WORK INSTRUCTIONS
Extract the complete listing and output it unchanged.

━━━━━━━━

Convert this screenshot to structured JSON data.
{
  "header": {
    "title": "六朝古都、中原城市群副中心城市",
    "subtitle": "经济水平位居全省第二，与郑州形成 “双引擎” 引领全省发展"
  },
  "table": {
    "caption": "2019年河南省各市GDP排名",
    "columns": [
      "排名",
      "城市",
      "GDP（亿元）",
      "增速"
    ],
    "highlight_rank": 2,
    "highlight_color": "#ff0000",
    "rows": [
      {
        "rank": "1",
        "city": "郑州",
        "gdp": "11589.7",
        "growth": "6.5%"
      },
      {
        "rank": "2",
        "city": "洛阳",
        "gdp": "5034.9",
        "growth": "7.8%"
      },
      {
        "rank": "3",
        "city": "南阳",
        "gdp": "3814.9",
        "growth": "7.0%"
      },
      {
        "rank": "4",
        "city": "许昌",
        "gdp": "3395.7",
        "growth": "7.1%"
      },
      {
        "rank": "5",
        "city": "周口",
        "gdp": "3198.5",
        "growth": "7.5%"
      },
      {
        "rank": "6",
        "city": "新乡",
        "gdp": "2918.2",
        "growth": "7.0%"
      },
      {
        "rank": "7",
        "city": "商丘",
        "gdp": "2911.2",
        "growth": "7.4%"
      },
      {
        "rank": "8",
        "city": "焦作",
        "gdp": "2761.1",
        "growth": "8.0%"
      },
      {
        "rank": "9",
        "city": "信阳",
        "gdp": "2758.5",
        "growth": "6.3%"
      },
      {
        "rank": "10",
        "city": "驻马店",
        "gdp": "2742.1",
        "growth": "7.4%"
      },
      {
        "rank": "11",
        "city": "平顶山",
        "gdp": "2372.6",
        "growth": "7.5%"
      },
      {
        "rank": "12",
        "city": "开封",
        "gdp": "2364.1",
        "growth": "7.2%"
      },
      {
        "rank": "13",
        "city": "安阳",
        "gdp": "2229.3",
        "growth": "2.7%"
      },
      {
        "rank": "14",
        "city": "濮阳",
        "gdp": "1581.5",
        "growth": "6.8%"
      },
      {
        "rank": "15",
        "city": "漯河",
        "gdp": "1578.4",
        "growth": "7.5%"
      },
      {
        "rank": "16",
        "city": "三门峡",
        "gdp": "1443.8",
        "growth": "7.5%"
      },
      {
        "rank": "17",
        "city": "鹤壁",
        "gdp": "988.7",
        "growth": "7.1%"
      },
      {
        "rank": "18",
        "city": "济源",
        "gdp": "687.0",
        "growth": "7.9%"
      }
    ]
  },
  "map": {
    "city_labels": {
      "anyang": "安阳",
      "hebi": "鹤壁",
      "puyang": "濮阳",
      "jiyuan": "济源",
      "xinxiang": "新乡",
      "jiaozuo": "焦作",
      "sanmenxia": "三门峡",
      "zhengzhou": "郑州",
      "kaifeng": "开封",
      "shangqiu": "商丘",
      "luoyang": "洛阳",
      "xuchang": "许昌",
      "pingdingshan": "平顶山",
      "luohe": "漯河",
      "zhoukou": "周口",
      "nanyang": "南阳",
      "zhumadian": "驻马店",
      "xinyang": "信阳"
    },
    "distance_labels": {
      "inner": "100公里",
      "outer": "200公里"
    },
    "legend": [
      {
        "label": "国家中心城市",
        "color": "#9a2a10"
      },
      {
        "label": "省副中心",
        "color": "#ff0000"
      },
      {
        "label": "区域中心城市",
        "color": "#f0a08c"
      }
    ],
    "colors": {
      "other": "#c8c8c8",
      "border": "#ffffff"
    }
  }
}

━━━━━━━━

WRITTEN RESPONSE
Convert this screenshot to structured JSON data.
{
  "header": {
    "title": "六朝古都、中原城市群副中心城市",
    "subtitle": "经济水平位居全省第二，与郑州形成 “双引擎” 引领全省发展"
  },
  "table": {
    "caption": "2019年河南省各市GDP排名",
    "columns": [
      "排名",
      "城市",
      "GDP（亿元）",
      "增速"
    ],
    "highlight_rank": 2,
    "highlight_color": "#ff0000",
    "rows": [
      {
        "rank": "1",
        "city": "郑州",
        "gdp": "11589.7",
        "growth": "6.5%"
      },
      {
        "rank": "2",
        "city": "洛阳",
        "gdp": "5034.9",
        "growth": "7.8%"
      },
      {
        "rank": "3",
        "city": "南阳",
        "gdp": "3814.9",
        "growth": "7.0%"
      },
      {
        "rank": "4",
        "city": "许昌",
        "gdp": "3395.7",
        "growth": "7.1%"
      },
      {
        "rank": "5",
        "city": "周口",
        "gdp": "3198.5",
        "growth": "7.5%"
      },
      {
        "rank": "6",
        "city": "新乡",
        "gdp": "2918.2",
        "growth": "7.0%"
      },
      {
        "rank": "7",
        "city": "商丘",
        "gdp": "2911.2",
        "growth": "7.4%"
      },
      {
        "rank": "8",
        "city": "焦作",
        "gdp": "2761.1",
        "growth": "8.0%"
      },
      {
        "rank": "9",
        "city": "信阳",
        "gdp": "2758.5",
        "growth": "6.3%"
      },
      {
        "rank": "10",
        "city": "驻马店",
        "gdp": "2742.1",
        "growth": "7.4%"
      },
      {
        "rank": "11",
        "city": "平顶山",
        "gdp": "2372.6",
        "growth": "7.5%"
      },
      {
        "rank": "12",
        "city": "开封",
        "gdp": "2364.1",
        "growth": "7.2%"
      },
      {
        "rank": "13",
        "city": "安阳",
        "gdp": "2229.3",
        "growth": "2.7%"
      },
      {
        "rank": "14",
        "city": "濮阳",
        "gdp": "1581.5",
        "growth": "6.8%"
      },
      {
        "rank": "15",
        "city": "漯河",
        "gdp": "1578.4",
        "growth": "7.5%"
      },
      {
        "rank": "16",
        "city": "三门峡",
        "gdp": "1443.8",
        "growth": "7.5%"
      },
      {
        "rank": "17",
        "city": "鹤壁",
        "gdp": "988.7",
        "growth": "7.1%"
      },
      {
        "rank": "18",
        "city": "济源",
        "gdp": "687.0",
        "growth": "7.9%"
      }
    ]
  },
  "map": {
    "city_labels": {
      "anyang": "安阳",
      "hebi": "鹤壁",
      "puyang": "濮阳",
      "jiyuan": "济源",
      "xinxiang": "新乡",
      "jiaozuo": "焦作",
      "sanmenxia": "三门峡",
      "zhengzhou": "郑州",
      "kaifeng": "开封",
      "shangqiu": "商丘",
      "luoyang": "洛阳",
      "xuchang": "许昌",
      "pingdingshan": "平顶山",
      "luohe": "漯河",
      "zhoukou": "周口",
      "nanyang": "南阳",
      "zhumadian": "驻马店",
      "xinyang": "信阳"
    },
    "distance_labels": {
      "inner": "100公里",
      "outer": "200公里"
    },
    "legend": [
      {
        "label": "国家中心城市",
        "color": "#9a2a10"
      },
      {
        "label": "省副中心",
        "color": "#ff0000"
      },
      {
        "label": "区域中心城市",
        "color": "#f0a08c"
      }
    ],
    "colors": {
      "other": "#c8c8c8",
      "border": "#ffffff"
    }
  }
}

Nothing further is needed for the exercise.